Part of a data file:

========

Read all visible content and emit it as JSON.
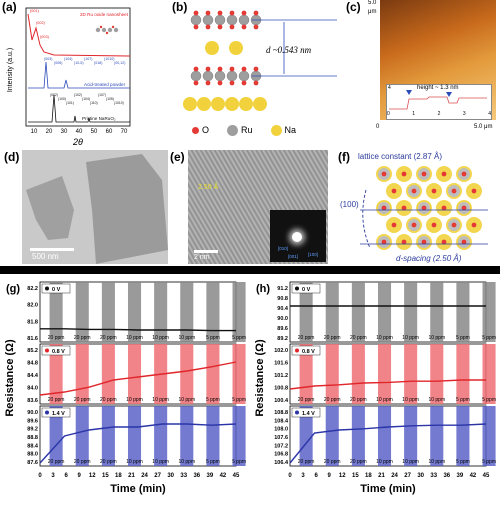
{
  "panels": {
    "a": {
      "label": "(a)",
      "traces": [
        {
          "name": "2D Ru oxide nanosheet",
          "color": "#e0262b"
        },
        {
          "name": "Acid-treated powder",
          "color": "#2b4bb8"
        },
        {
          "name": "Pristine NaRuO₂",
          "color": "#111111"
        }
      ],
      "xlabel": "2θ",
      "ylabel": "Intensity (a.u.)",
      "xticks": [
        "10",
        "20",
        "30",
        "40",
        "50",
        "60",
        "70"
      ],
      "peaks_red": [
        "(001)",
        "(002)",
        "(003)"
      ],
      "peaks_blue": [
        "(003)",
        "(006)",
        "(104)",
        "(10-5)",
        "(107)",
        "(018)",
        "(1010)",
        "(00,12)"
      ],
      "peaks_black": [
        "(002)",
        "(100)",
        "(101)",
        "(102)",
        "(104)",
        "(110)",
        "(107)",
        "(105)",
        "(1010)"
      ]
    },
    "b": {
      "label": "(b)",
      "d_label": "d ~0.543 nm",
      "legend": [
        {
          "name": "O",
          "color": "#e53935"
        },
        {
          "name": "Ru",
          "color": "#9e9e9e"
        },
        {
          "name": "Na",
          "color": "#f2d23c"
        }
      ]
    },
    "c": {
      "label": "(c)",
      "units": "μm",
      "top_tick": "5.0",
      "x_start": "0",
      "x_end": "5.0 μm",
      "inset_title": "height ~ 1.3 nm",
      "inset_xticks": [
        "0",
        "1",
        "2",
        "3",
        "4"
      ],
      "inset_y": "4",
      "inset_y_unit": "nm",
      "inset_x_unit": "μm"
    },
    "d": {
      "label": "(d)",
      "scale": "500 nm"
    },
    "e": {
      "label": "(e)",
      "scale": "2 nm",
      "spacing": "2.50 Å",
      "dir1": "[010]",
      "dir2": "[001]",
      "dir3": "[100]"
    },
    "f": {
      "label": "(f)",
      "lattice": "lattice constant (2.87 Å)",
      "plane": "(100)",
      "dspacing": "d-spacing (2.50 Å)"
    }
  },
  "sensing": [
    {
      "label": "(g)",
      "ylabel": "Resistance (Ω)",
      "xlabel": "Time (min)",
      "xticks": [
        "0",
        "3",
        "6",
        "9",
        "12",
        "15",
        "18",
        "21",
        "24",
        "27",
        "30",
        "33",
        "36",
        "39",
        "42",
        "45"
      ],
      "ppm": [
        "20 ppm",
        "20 ppm",
        "20 ppm",
        "10 ppm",
        "10 ppm",
        "10 ppm",
        "5 ppm",
        "5 ppm"
      ],
      "subplots": [
        {
          "bias": "0 V",
          "color": "#888888",
          "line": "#111111",
          "yticks": [
            "82.2",
            "82.0",
            "81.8",
            "81.6"
          ],
          "baseline": [
            0.78,
            0.78,
            0.79,
            0.79,
            0.8,
            0.8,
            0.8,
            0.81,
            0.81
          ]
        },
        {
          "bias": "0.8 V",
          "color": "#ef6f74",
          "line": "#e0262b",
          "yticks": [
            "85.2",
            "84.8",
            "84.4",
            "84.0",
            "83.6"
          ],
          "baseline": [
            0.85,
            0.8,
            0.72,
            0.6,
            0.55,
            0.5,
            0.45,
            0.38,
            0.3
          ]
        },
        {
          "bias": "1.4 V",
          "color": "#5b63c8",
          "line": "#2b35a8",
          "yticks": [
            "90.0",
            "89.6",
            "89.2",
            "88.8",
            "88.4",
            "88.0",
            "87.6"
          ],
          "baseline": [
            0.95,
            0.5,
            0.4,
            0.35,
            0.35,
            0.3,
            0.3,
            0.32,
            0.3
          ]
        }
      ]
    },
    {
      "label": "(h)",
      "ylabel": "Resistance (Ω)",
      "xlabel": "Time (min)",
      "xticks": [
        "0",
        "3",
        "6",
        "9",
        "12",
        "15",
        "18",
        "21",
        "24",
        "27",
        "30",
        "33",
        "36",
        "39",
        "42",
        "45"
      ],
      "ppm": [
        "20 ppm",
        "20 ppm",
        "20 ppm",
        "10 ppm",
        "10 ppm",
        "10 ppm",
        "5 ppm",
        "5 ppm"
      ],
      "subplots": [
        {
          "bias": "0 V",
          "color": "#888888",
          "line": "#111111",
          "yticks": [
            "91.2",
            "90.8",
            "90.4",
            "90.0",
            "89.6",
            "89.2"
          ],
          "baseline": [
            0.4,
            0.4,
            0.4,
            0.4,
            0.4,
            0.4,
            0.4,
            0.4,
            0.4
          ]
        },
        {
          "bias": "0.8 V",
          "color": "#ef6f74",
          "line": "#e0262b",
          "yticks": [
            "102.0",
            "101.6",
            "101.2",
            "100.8",
            "100.4"
          ],
          "baseline": [
            0.75,
            0.7,
            0.68,
            0.65,
            0.64,
            0.62,
            0.62,
            0.6,
            0.6
          ]
        },
        {
          "bias": "1.4 V",
          "color": "#5b63c8",
          "line": "#2b35a8",
          "yticks": [
            "108.8",
            "108.4",
            "108.0",
            "107.6",
            "107.2",
            "106.8",
            "106.4"
          ],
          "baseline": [
            0.95,
            0.45,
            0.4,
            0.38,
            0.35,
            0.33,
            0.32,
            0.32,
            0.3
          ]
        }
      ]
    }
  ]
}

========

• [YOUR TASK] Copy every line of the data exactly as written, excluding the pictures.

• [EXPECTED ANSWER]
Read all visible content and emit it as JSON.
{
  "panels": {
    "a": {
      "label": "(a)",
      "traces": [
        {
          "name": "2D Ru oxide nanosheet",
          "color": "#e0262b"
        },
        {
          "name": "Acid-treated powder",
          "color": "#2b4bb8"
        },
        {
          "name": "Pristine NaRuO₂",
          "color": "#111111"
        }
      ],
      "xlabel": "2θ",
      "ylabel": "Intensity (a.u.)",
      "xticks": [
        "10",
        "20",
        "30",
        "40",
        "50",
        "60",
        "70"
      ],
      "peaks_red": [
        "(001)",
        "(002)",
        "(003)"
      ],
      "peaks_blue": [
        "(003)",
        "(006)",
        "(104)",
        "(10-5)",
        "(107)",
        "(018)",
        "(1010)",
        "(00,12)"
      ],
      "peaks_black": [
        "(002)",
        "(100)",
        "(101)",
        "(102)",
        "(104)",
        "(110)",
        "(107)",
        "(105)",
        "(1010)"
      ]
    },
    "b": {
      "label": "(b)",
      "d_label": "d ~0.543 nm",
      "legend": [
        {
          "name": "O",
          "color": "#e53935"
        },
        {
          "name": "Ru",
          "color": "#9e9e9e"
        },
        {
          "name": "Na",
          "color": "#f2d23c"
        }
      ]
    },
    "c": {
      "label": "(c)",
      "units": "μm",
      "top_tick": "5.0",
      "x_start": "0",
      "x_end": "5.0 μm",
      "inset_title": "height ~ 1.3 nm",
      "inset_xticks": [
        "0",
        "1",
        "2",
        "3",
        "4"
      ],
      "inset_y": "4",
      "inset_y_unit": "nm",
      "inset_x_unit": "μm"
    },
    "d": {
      "label": "(d)",
      "scale": "500 nm"
    },
    "e": {
      "label": "(e)",
      "scale": "2 nm",
      "spacing": "2.50 Å",
      "dir1": "[010]",
      "dir2": "[001]",
      "dir3": "[100]"
    },
    "f": {
      "label": "(f)",
      "lattice": "lattice constant (2.87 Å)",
      "plane": "(100)",
      "dspacing": "d-spacing (2.50 Å)"
    }
  },
  "sensing": [
    {
      "label": "(g)",
      "ylabel": "Resistance (Ω)",
      "xlabel": "Time (min)",
      "xticks": [
        "0",
        "3",
        "6",
        "9",
        "12",
        "15",
        "18",
        "21",
        "24",
        "27",
        "30",
        "33",
        "36",
        "39",
        "42",
        "45"
      ],
      "ppm": [
        "20 ppm",
        "20 ppm",
        "20 ppm",
        "10 ppm",
        "10 ppm",
        "10 ppm",
        "5 ppm",
        "5 ppm"
      ],
      "subplots": [
        {
          "bias": "0 V",
          "color": "#888888",
          "line": "#111111",
          "yticks": [
            "82.2",
            "82.0",
            "81.8",
            "81.6"
          ],
          "baseline": [
            0.78,
            0.78,
            0.79,
            0.79,
            0.8,
            0.8,
            0.8,
            0.81,
            0.81
          ]
        },
        {
          "bias": "0.8 V",
          "color": "#ef6f74",
          "line": "#e0262b",
          "yticks": [
            "85.2",
            "84.8",
            "84.4",
            "84.0",
            "83.6"
          ],
          "baseline": [
            0.85,
            0.8,
            0.72,
            0.6,
            0.55,
            0.5,
            0.45,
            0.38,
            0.3
          ]
        },
        {
          "bias": "1.4 V",
          "color": "#5b63c8",
          "line": "#2b35a8",
          "yticks": [
            "90.0",
            "89.6",
            "89.2",
            "88.8",
            "88.4",
            "88.0",
            "87.6"
          ],
          "baseline": [
            0.95,
            0.5,
            0.4,
            0.35,
            0.35,
            0.3,
            0.3,
            0.32,
            0.3
          ]
        }
      ]
    },
    {
      "label": "(h)",
      "ylabel": "Resistance (Ω)",
      "xlabel": "Time (min)",
      "xticks": [
        "0",
        "3",
        "6",
        "9",
        "12",
        "15",
        "18",
        "21",
        "24",
        "27",
        "30",
        "33",
        "36",
        "39",
        "42",
        "45"
      ],
      "ppm": [
        "20 ppm",
        "20 ppm",
        "20 ppm",
        "10 ppm",
        "10 ppm",
        "10 ppm",
        "5 ppm",
        "5 ppm"
      ],
      "subplots": [
        {
          "bias": "0 V",
          "color": "#888888",
          "line": "#111111",
          "yticks": [
            "91.2",
            "90.8",
            "90.4",
            "90.0",
            "89.6",
            "89.2"
          ],
          "baseline": [
            0.4,
            0.4,
            0.4,
            0.4,
            0.4,
            0.4,
            0.4,
            0.4,
            0.4
          ]
        },
        {
          "bias": "0.8 V",
          "color": "#ef6f74",
          "line": "#e0262b",
          "yticks": [
            "102.0",
            "101.6",
            "101.2",
            "100.8",
            "100.4"
          ],
          "baseline": [
            0.75,
            0.7,
            0.68,
            0.65,
            0.64,
            0.62,
            0.62,
            0.6,
            0.6
          ]
        },
        {
          "bias": "1.4 V",
          "color": "#5b63c8",
          "line": "#2b35a8",
          "yticks": [
            "108.8",
            "108.4",
            "108.0",
            "107.6",
            "107.2",
            "106.8",
            "106.4"
          ],
          "baseline": [
            0.95,
            0.45,
            0.4,
            0.38,
            0.35,
            0.33,
            0.32,
            0.32,
            0.3
          ]
        }
      ]
    }
  ]
}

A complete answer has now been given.